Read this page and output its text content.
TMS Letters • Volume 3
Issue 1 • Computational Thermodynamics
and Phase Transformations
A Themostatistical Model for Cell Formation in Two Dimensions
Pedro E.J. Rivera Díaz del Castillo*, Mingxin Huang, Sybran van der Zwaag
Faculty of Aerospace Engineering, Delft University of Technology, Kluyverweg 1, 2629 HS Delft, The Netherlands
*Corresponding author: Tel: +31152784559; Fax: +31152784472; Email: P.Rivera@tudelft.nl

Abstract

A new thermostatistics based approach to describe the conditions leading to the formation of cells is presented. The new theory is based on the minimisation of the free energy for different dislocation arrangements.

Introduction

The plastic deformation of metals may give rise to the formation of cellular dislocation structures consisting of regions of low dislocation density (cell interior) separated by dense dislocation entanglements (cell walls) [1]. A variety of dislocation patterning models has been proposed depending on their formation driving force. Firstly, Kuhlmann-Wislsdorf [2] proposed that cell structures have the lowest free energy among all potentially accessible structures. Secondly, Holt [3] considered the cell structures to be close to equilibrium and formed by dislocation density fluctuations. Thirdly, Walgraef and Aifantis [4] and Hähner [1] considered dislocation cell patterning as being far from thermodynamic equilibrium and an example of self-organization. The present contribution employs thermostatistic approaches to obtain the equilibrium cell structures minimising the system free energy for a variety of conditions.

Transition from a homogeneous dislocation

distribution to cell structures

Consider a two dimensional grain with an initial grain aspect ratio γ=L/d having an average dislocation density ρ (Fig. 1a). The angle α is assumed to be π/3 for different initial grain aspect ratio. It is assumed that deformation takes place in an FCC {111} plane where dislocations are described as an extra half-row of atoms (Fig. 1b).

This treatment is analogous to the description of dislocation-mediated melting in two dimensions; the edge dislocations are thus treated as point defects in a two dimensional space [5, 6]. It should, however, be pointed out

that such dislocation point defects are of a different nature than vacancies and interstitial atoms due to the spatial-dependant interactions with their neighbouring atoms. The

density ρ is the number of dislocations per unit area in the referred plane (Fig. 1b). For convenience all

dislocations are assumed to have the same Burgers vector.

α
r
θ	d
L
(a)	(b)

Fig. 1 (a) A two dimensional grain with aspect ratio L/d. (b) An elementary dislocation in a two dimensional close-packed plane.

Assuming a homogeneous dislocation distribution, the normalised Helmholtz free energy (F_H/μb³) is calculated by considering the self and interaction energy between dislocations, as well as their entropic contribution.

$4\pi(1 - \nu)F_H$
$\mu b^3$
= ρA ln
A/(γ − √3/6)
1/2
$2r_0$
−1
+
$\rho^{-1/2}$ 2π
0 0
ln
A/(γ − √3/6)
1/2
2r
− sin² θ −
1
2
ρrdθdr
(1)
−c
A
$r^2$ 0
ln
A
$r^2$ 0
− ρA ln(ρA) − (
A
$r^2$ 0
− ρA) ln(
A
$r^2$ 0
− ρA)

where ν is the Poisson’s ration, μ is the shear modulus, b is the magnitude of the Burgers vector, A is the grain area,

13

——

▸ **Task description**
Looking back over the listing, work out how many lines include the string "Rivera". Write only that number.

▸ **Final answer**
2